Repeat every record below exactly as it appears.

:::::

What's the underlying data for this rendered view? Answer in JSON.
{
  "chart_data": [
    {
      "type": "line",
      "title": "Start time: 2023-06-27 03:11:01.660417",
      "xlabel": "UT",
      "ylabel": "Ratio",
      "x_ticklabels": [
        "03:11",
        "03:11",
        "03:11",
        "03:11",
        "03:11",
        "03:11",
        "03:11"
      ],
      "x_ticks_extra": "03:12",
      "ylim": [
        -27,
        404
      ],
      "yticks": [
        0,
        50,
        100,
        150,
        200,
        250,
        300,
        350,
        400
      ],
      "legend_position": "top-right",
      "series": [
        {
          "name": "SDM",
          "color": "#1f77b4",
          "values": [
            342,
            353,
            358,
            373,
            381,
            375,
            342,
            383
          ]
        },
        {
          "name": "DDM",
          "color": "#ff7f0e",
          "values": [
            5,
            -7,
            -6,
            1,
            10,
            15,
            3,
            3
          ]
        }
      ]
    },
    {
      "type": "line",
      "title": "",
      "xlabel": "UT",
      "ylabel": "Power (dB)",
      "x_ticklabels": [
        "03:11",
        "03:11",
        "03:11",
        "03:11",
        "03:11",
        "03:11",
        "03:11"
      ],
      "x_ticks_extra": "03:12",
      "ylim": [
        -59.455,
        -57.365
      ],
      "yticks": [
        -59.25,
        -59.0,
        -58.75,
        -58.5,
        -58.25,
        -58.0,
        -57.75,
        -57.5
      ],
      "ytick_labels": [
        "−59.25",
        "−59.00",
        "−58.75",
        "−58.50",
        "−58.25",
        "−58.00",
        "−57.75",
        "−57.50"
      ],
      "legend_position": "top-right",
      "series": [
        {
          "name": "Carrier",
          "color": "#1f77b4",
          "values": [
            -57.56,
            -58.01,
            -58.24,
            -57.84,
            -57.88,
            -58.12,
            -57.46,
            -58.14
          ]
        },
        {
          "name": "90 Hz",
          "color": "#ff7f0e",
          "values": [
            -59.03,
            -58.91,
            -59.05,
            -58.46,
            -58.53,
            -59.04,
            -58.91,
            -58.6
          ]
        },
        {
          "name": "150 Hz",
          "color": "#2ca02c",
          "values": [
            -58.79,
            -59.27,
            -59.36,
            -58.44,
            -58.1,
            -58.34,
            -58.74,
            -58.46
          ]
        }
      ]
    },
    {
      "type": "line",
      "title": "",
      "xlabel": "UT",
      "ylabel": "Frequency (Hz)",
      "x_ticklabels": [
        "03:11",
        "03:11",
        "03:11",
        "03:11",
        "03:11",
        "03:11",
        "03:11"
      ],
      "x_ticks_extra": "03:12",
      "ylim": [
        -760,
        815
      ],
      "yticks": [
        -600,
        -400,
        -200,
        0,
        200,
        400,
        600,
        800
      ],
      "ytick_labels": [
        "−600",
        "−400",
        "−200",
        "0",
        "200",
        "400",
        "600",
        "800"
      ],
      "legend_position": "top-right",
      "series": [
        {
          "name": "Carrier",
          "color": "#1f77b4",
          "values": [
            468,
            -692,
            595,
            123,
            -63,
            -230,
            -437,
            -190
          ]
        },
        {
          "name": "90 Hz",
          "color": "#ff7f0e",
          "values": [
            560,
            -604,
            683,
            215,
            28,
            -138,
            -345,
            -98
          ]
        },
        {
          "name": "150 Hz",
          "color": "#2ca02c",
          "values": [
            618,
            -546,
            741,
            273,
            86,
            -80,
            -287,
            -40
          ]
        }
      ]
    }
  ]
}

:::::

**Response for this exercise:**
What's the underlying data for this rendered view? Answer in JSON.
{
  "chart_data": [
    {
      "type": "line",
      "title": "Start time: 2023-06-27 03:11:01.660417",
      "xlabel": "UT",
      "ylabel": "Ratio",
      "x_ticklabels": [
        "03:11",
        "03:11",
        "03:11",
        "03:11",
        "03:11",
        "03:11",
        "03:11"
      ],
      "x_ticks_extra": "03:12",
      "ylim": [
        -27,
        404
      ],
      "yticks": [
        0,
        50,
        100,
        150,
        200,
        250,
        300,
        350,
        400
      ],
      "legend_position": "top-right",
      "series": [
        {
          "name": "SDM",
          "color": "#1f77b4",
          "values": [
            342,
            353,
            358,
            373,
            381,
            375,
            342,
            383
          ]
        },
        {
          "name": "DDM",
          "color": "#ff7f0e",
          "values": [
            5,
            -7,
            -6,
            1,
            10,
            15,
            3,
            3
          ]
        }
      ]
    },
    {
      "type": "line",
      "title": "",
      "xlabel": "UT",
      "ylabel": "Power (dB)",
      "x_ticklabels": [
        "03:11",
        "03:11",
        "03:11",
        "03:11",
        "03:11",
        "03:11",
        "03:11"
      ],
      "x_ticks_extra": "03:12",
      "ylim": [
        -59.455,
        -57.365
      ],
      "yticks": [
        -59.25,
        -59.0,
        -58.75,
        -58.5,
        -58.25,
        -58.0,
        -57.75,
        -57.5
      ],
      "ytick_labels": [
        "−59.25",
        "−59.00",
        "−58.75",
        "−58.50",
        "−58.25",
        "−58.00",
        "−57.75",
        "−57.50"
      ],
      "legend_position": "top-right",
      "series": [
        {
          "name": "Carrier",
          "color": "#1f77b4",
          "values": [
            -57.56,
            -58.01,
            -58.24,
            -57.84,
            -57.88,
            -58.12,
            -57.46,
            -58.14
          ]
        },
        {
          "name": "90 Hz",
          "color": "#ff7f0e",
          "values": [
            -59.03,
            -58.91,
            -59.05,
            -58.46,
            -58.53,
            -59.04,
            -58.91,
            -58.6
          ]
        },
        {
          "name": "150 Hz",
          "color": "#2ca02c",
          "values": [
            -58.79,
            -59.27,
            -59.36,
            -58.44,
            -58.1,
            -58.34,
            -58.74,
            -58.46
          ]
        }
      ]
    },
    {
      "type": "line",
      "title": "",
      "xlabel": "UT",
      "ylabel": "Frequency (Hz)",
      "x_ticklabels": [
        "03:11",
        "03:11",
        "03:11",
        "03:11",
        "03:11",
        "03:11",
        "03:11"
      ],
      "x_ticks_extra": "03:12",
      "ylim": [
        -760,
        815
      ],
      "yticks": [
        -600,
        -400,
        -200,
        0,
        200,
        400,
        600,
        800
      ],
      "ytick_labels": [
        "−600",
        "−400",
        "−200",
        "0",
        "200",
        "400",
        "600",
        "800"
      ],
      "legend_position": "top-right",
      "series": [
        {
          "name": "Carrier",
          "color": "#1f77b4",
          "values": [
            468,
            -692,
            595,
            123,
            -63,
            -230,
            -437,
            -190
          ]
        },
        {
          "name": "90 Hz",
          "color": "#ff7f0e",
          "values": [
            560,
            -604,
            683,
            215,
            28,
            -138,
            -345,
            -98
          ]
        },
        {
          "name": "150 Hz",
          "color": "#2ca02c",
          "values": [
            618,
            -546,
            741,
            273,
            86,
            -80,
            -287,
            -40
          ]
        }
      ]
    }
  ]
}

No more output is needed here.